Why? Because you’re the affable, all-American Jimmy Stewart, that’s why. I’ve no real clue why Stewart’s picked, other than he’s a great foil to get pushed around by international forces beyond his control. Here we, again, have the theme of the world being beyond someone’s control. I enjoy the ride...at their expense.
“The Muslim religion allows for few mistakes.”
How prescient of Hitch to give us a glimpse of North Africa and its Muslim culture as a preamble to the intrigue that will follow in this movie. Could this film be made today? ( Current Middle East tensions and all... ) We get a peak into marriage with Stewart and Doris Day. I really like Day in this, one of her better roles of her career. Any leading man is better off being “married” to Doris Day ( i.e. Rock Hudson, James Garner, David Niven to name a few. ) She’s a smart gal here, picks up social cues her husband misses. She tamps down her sophistication, but she's no rube. Day plays an ex-singing star who has given up her career for marriage to a doctor and a nice home in the American mid-west. There might be just the slightest-bit-of-tension in that trade-off between the couple. But whaddya want...it’s 1956. I like Hitch giving her character a moment in the spotlight as their plane lands in London and fans call out for her. I know it doesn't really speak to the fact that she had a "KA-REAR" before she was married; it's a plot device that'll play out later. They have to work together to stop a political assassination and find their kidnapped son...in that order. Nothing like a little blackmail to spur one’s civic duty. Their silence bought, Stewart’s and Day’s teamwork has them decipher clues, leaving law enforcement out of much of this.

_PROVIDED DATA_:
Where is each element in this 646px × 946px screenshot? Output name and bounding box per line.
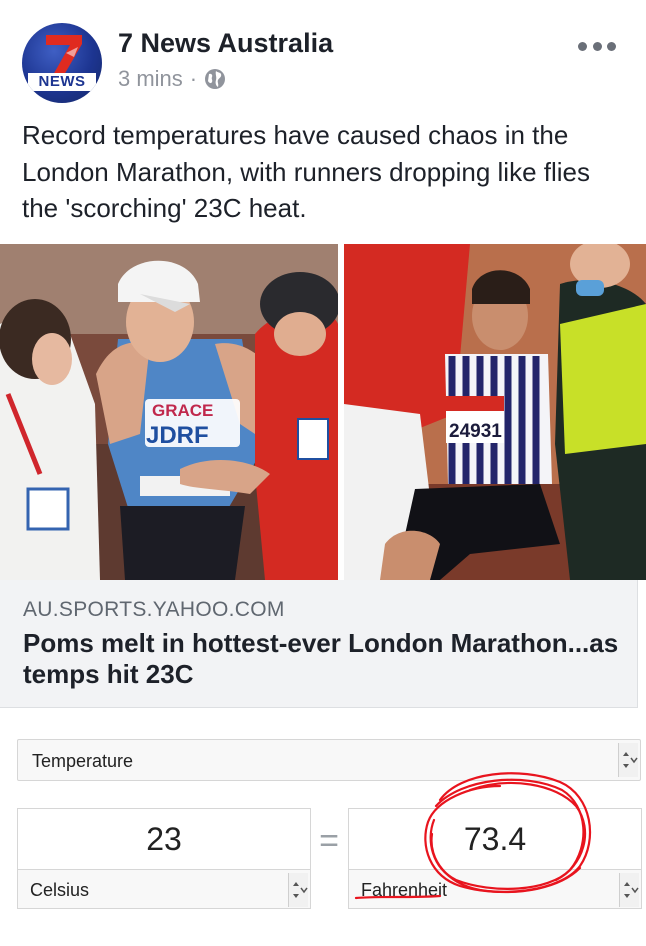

_STATED PROBLEM A_: In the Hitchcock film review, what career did Doris Day's character give up for her marriage?
_STATED PROBLEM B_: Please carry on the Hitchcock film review from its final sentence.

_EXPECTED ANSWER A_: She gave up her career as a singing star.

_EXPECTED ANSWER B_:
Now when we hear the great film scores of Hitchcock-collaborator, Bernard Hermann ( “Psycho” “Vertigo” “North By Northwest” etc. ) the music serves as a beautiful observer of events. In “Rear Window” Hitchcock puts Music and Bernard Hermann front and center. What a neat touch when the movie starts, we see the orchestra actually PLAY under the movie's opening credits. Has any director done that before? ( We're usually not supposed to know the music's there. ) Later on in the film, Hitch intersperses Hermann and his orchestra, instruments, music sheets, close-ups of music notes with Day and Stewart trying to figure out the last piece of the puzzle. Music is a character in "Rear Window." Tension and suspense are taut as can be as Hitchcock shows Day’s tear-stained face looking up at the muzzle of the assassin’s gun.

No one expresses hysteria, full-blown or repressed, like Doris Day. In fact, my favorite scene in the movie is where Stewart gives Day pills just before he tells her their son has been kidnapped. She simultaneously plays out several emotions: anger, despair and helplessness as the pills take effect in a scene worthy of Ingrid Bergman's talents. ( I think Bergman is the queen of multiple emotions. ) I find it a very moving scene. The story goes Hitchcock said very little to Ms. Day during filming, having no notes of direction for her. Of course not. She’s a natural and pitch perfect. And so is Hitchcock. And yes please...a lovely lovely bouquet to Brenda de Banzie.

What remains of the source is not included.